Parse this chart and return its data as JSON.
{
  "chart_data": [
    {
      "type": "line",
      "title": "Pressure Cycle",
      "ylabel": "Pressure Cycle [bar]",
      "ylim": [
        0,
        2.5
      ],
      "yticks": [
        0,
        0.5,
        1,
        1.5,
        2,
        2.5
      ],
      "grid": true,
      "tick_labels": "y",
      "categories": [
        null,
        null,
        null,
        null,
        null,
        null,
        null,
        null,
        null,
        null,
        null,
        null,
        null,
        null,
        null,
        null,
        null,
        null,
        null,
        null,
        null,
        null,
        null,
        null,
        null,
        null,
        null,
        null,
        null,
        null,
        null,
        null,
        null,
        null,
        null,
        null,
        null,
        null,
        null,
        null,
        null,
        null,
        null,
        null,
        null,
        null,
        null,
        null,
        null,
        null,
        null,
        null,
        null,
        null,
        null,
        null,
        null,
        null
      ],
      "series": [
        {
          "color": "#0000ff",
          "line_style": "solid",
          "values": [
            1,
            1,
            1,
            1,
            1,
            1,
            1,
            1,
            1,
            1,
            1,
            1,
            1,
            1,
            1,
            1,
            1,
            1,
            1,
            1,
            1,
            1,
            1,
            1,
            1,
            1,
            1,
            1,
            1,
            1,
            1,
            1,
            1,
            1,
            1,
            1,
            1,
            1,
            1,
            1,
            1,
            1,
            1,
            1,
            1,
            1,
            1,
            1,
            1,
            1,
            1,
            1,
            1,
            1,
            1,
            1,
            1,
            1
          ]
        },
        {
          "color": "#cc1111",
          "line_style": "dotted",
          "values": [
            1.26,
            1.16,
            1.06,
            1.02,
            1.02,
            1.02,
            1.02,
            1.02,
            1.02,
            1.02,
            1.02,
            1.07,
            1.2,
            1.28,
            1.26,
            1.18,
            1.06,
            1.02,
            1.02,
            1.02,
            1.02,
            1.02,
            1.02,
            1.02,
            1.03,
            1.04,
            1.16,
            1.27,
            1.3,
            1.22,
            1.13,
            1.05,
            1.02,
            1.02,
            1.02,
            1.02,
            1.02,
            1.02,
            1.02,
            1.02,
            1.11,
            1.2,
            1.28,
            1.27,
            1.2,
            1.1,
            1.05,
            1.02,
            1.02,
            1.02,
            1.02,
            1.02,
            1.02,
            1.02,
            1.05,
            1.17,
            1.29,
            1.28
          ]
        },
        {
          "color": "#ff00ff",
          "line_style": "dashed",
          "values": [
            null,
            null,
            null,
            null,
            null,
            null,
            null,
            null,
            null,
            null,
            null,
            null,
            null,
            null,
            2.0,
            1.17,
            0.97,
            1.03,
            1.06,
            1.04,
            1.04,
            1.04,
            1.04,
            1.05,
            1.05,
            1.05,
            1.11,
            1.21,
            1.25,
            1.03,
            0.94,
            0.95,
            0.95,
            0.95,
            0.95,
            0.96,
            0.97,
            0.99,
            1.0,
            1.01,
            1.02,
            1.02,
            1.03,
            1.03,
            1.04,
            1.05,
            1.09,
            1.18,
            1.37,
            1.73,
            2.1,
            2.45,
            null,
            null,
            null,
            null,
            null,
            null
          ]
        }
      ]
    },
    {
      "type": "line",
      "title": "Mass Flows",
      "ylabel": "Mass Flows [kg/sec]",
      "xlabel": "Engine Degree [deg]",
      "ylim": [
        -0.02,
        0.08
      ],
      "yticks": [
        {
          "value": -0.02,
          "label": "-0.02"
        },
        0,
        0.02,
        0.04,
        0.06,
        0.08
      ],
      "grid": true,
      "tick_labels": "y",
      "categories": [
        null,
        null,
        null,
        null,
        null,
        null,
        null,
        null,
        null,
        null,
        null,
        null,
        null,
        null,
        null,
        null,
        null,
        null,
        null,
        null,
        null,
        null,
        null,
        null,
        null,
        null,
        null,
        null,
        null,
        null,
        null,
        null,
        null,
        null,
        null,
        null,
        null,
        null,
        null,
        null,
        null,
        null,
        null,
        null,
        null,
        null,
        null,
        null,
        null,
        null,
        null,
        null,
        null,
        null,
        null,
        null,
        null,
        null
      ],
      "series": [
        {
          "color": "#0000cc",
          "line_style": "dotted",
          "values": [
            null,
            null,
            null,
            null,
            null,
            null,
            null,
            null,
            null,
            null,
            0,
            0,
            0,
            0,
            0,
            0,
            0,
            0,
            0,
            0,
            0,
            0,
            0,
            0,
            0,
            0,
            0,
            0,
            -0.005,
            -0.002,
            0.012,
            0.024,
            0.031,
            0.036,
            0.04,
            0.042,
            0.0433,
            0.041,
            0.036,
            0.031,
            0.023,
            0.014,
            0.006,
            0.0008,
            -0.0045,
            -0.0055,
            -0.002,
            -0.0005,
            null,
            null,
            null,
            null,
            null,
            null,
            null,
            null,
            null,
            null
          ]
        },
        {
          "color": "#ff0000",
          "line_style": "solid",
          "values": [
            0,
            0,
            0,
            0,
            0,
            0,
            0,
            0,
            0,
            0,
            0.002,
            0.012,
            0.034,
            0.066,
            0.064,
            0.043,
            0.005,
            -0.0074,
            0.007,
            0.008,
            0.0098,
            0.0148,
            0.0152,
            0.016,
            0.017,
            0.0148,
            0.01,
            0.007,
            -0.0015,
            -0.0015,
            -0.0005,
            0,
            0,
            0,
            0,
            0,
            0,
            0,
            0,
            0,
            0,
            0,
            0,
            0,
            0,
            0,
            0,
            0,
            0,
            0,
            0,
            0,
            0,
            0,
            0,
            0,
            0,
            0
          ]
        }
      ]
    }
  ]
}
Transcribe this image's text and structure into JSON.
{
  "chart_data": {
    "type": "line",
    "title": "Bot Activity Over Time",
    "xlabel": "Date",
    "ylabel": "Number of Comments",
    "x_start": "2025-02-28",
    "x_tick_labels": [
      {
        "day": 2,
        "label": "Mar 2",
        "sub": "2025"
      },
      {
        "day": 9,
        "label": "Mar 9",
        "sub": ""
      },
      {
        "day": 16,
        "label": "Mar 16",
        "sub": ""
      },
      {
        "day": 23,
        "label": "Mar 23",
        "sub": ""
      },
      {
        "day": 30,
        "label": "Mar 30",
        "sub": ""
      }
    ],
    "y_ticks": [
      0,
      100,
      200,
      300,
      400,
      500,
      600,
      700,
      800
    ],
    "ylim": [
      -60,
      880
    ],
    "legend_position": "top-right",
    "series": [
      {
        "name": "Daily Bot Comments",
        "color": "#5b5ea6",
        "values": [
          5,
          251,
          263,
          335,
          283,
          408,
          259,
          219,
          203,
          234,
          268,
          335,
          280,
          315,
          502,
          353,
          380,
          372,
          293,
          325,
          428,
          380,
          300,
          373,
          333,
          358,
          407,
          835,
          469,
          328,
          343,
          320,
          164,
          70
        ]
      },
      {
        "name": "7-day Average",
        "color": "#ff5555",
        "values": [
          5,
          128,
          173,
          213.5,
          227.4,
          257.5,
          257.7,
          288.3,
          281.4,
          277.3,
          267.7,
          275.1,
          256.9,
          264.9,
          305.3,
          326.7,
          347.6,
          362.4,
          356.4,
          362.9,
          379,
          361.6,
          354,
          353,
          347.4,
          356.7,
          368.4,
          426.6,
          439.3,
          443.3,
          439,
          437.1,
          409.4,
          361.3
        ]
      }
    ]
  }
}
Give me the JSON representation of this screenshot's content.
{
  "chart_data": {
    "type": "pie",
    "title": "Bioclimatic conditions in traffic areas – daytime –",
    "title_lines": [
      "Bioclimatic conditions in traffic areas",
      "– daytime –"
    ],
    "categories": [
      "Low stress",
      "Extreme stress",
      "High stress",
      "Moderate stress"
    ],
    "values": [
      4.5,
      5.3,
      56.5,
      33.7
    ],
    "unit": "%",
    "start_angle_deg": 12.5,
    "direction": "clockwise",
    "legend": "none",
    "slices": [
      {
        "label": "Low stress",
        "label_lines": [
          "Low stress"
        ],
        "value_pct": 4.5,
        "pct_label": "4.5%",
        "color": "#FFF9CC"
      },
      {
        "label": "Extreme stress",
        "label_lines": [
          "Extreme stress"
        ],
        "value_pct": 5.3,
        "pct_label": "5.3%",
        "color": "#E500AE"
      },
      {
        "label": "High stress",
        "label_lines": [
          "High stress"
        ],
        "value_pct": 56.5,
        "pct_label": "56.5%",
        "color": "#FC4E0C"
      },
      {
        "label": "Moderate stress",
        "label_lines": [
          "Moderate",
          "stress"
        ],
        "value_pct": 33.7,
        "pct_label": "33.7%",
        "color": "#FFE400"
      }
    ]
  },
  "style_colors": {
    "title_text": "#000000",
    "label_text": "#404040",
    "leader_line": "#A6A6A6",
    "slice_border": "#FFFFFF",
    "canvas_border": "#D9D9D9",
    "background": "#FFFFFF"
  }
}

▬▬▬▬▬▬▬▬▬▬

> WHAT TO PRODUCE: Copy each line of the records above that carries the word "Mass".

> SOLUTION TO THE EXERCISE:
      "title": "Mass Flows",
      "ylabel": "Mass Flows [kg/sec]",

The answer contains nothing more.